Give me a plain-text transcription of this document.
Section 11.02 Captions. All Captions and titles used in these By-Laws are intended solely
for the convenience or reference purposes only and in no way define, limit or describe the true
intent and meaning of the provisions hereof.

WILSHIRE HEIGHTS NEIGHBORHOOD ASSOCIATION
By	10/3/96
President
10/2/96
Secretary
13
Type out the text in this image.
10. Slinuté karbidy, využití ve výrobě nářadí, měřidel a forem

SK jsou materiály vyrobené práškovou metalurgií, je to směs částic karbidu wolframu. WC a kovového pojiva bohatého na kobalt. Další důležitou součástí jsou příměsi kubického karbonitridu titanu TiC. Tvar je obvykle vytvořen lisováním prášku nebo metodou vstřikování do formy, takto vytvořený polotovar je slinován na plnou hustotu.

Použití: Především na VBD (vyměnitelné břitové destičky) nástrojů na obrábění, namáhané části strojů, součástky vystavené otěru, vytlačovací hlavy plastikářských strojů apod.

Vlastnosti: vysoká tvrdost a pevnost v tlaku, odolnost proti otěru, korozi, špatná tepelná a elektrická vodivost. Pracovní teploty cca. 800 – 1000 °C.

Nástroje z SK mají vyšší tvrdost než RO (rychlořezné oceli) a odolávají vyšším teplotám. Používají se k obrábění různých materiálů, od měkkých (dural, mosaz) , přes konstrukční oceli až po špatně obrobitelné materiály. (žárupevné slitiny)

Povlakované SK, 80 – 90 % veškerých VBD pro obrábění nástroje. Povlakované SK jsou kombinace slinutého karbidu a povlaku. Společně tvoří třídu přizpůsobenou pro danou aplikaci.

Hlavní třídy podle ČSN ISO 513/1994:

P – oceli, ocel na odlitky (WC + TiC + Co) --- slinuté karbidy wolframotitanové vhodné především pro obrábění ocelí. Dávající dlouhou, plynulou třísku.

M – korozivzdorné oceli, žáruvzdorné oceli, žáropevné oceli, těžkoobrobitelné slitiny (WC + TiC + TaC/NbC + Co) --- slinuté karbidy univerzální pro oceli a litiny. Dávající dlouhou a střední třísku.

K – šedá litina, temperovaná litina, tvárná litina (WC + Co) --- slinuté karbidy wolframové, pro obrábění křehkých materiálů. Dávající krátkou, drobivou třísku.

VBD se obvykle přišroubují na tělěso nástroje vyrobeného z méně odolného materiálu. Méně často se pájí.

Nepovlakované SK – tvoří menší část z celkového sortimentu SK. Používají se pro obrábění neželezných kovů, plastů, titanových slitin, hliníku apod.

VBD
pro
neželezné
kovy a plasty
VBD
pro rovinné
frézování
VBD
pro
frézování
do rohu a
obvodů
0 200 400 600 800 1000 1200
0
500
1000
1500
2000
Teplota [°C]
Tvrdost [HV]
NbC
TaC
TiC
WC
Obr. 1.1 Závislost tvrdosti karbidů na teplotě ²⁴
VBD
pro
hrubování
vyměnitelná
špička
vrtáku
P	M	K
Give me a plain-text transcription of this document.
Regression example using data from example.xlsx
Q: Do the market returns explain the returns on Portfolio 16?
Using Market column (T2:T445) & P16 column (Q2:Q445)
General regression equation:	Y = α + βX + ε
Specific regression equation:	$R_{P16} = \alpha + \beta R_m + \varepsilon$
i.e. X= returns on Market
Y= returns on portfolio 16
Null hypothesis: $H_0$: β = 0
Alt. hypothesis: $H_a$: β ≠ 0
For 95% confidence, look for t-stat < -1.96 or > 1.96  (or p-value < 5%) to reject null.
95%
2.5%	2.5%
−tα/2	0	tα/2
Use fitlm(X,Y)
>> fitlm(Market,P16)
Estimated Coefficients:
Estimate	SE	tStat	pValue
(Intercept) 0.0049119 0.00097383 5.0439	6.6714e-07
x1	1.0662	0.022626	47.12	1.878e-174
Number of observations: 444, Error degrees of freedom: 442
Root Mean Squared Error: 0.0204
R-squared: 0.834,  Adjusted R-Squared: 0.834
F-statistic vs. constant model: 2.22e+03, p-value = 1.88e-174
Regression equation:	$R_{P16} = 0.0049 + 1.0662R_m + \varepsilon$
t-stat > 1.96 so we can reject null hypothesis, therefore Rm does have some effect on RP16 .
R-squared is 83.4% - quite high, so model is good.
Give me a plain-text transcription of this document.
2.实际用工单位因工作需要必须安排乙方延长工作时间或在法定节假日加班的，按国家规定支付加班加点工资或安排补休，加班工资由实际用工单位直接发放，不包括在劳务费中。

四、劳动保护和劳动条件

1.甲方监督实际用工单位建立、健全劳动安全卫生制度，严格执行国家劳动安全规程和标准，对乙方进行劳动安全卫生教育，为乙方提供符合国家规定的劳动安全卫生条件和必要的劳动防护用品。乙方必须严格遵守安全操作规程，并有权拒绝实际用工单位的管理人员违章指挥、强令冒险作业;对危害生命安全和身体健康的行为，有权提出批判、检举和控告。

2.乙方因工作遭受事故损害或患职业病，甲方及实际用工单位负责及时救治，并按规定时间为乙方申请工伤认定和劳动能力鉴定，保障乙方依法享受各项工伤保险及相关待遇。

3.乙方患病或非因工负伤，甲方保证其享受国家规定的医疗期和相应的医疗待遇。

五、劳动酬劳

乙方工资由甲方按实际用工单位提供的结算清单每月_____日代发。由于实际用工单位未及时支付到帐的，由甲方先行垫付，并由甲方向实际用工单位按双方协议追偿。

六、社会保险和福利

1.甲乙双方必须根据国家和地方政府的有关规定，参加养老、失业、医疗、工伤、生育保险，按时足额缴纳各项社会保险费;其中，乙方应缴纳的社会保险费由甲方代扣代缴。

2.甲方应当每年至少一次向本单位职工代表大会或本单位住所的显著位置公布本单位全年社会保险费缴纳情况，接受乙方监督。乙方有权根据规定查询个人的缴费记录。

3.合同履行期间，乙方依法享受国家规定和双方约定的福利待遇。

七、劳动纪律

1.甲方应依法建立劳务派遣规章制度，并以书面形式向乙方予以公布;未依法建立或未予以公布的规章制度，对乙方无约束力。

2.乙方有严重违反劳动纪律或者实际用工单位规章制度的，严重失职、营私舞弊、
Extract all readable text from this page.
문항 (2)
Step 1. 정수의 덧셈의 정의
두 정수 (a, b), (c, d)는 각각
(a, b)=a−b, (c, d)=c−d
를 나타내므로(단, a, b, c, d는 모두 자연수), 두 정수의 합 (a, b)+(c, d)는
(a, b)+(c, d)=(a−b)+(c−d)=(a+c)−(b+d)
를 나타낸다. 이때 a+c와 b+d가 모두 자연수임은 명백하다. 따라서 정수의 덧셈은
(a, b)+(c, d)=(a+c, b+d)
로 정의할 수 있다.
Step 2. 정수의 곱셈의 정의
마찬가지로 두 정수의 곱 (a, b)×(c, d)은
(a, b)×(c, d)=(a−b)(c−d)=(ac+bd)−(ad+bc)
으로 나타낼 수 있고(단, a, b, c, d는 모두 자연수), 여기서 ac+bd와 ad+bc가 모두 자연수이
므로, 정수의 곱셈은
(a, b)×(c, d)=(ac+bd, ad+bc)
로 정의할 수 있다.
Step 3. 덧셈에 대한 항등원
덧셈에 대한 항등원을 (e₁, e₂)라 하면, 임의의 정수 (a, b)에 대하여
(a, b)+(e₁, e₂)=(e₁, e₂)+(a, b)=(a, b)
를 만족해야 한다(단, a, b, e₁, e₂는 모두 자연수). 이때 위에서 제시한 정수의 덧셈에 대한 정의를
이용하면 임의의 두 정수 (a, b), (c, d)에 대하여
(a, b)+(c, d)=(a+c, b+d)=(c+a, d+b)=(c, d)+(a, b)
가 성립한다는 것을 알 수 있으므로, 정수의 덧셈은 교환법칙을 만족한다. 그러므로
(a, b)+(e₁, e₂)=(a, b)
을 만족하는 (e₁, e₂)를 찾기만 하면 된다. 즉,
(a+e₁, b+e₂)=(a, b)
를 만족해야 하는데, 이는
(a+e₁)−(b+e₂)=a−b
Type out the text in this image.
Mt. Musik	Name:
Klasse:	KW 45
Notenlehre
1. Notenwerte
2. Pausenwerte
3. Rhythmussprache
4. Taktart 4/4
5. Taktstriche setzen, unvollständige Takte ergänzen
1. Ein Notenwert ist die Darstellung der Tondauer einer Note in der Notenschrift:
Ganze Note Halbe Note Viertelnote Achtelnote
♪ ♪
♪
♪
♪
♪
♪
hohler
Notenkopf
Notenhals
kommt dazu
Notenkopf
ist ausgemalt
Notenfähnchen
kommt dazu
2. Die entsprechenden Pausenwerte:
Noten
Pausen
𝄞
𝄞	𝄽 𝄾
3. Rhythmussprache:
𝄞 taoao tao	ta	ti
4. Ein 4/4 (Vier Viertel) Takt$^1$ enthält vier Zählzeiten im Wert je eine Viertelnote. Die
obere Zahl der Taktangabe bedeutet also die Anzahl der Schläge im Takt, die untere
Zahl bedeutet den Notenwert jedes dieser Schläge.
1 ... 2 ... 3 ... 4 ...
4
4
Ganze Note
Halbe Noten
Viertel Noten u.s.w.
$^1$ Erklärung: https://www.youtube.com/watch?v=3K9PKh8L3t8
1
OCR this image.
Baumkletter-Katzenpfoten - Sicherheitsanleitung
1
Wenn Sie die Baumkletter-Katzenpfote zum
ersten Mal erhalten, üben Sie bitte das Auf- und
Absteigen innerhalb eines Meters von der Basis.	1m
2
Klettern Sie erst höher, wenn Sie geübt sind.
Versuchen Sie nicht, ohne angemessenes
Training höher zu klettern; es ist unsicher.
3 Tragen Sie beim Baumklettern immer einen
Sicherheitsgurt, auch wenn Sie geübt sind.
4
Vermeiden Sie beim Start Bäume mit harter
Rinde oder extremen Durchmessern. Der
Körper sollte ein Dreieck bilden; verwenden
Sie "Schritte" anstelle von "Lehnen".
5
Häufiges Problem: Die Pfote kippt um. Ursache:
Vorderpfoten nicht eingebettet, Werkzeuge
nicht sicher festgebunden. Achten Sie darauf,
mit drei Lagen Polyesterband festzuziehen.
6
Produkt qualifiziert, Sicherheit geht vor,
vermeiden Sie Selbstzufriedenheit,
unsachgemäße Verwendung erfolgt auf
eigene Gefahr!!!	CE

# # # # #

Find the word "apod" in the entries, and copy every line it shows up in.

WRITTEN RESPONSE ::
Použití: Především na VBD (vyměnitelné břitové destičky) nástrojů na obrábění, namáhané části strojů, součástky vystavené otěru, vytlačovací hlavy plastikářských strojů apod.
Nepovlakované SK – tvoří menší část z celkového sortimentu SK. Používají se pro obrábění neželezných kovů, plastů, titanových slitin, hliníku apod.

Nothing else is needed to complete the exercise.